REQUEST:
From the listing below, copy every line with the word "Таблица".

Stored entries:
+ + +

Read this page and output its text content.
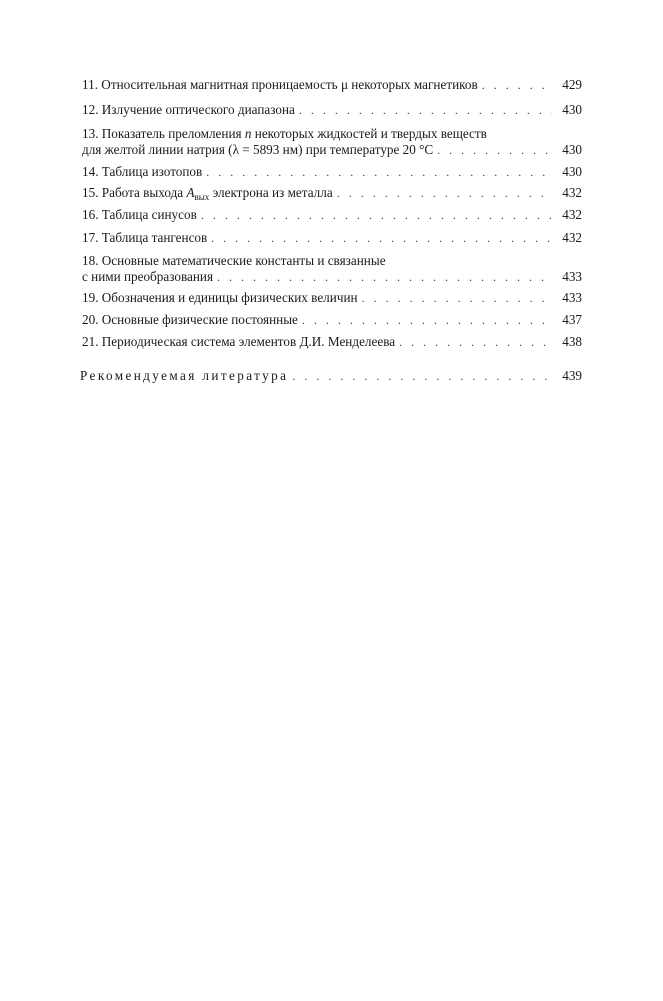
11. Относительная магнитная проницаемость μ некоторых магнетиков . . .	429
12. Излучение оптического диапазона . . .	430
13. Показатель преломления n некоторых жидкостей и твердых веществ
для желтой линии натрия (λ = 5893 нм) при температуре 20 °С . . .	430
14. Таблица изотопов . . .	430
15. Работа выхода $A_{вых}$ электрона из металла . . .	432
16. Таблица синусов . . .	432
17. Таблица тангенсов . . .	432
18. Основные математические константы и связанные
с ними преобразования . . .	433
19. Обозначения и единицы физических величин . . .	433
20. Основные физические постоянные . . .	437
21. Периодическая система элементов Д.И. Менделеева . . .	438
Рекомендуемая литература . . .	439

+ + +

REPLY:
14. Таблица изотопов . . .	430
16. Таблица синусов . . .	432
17. Таблица тангенсов . . .	432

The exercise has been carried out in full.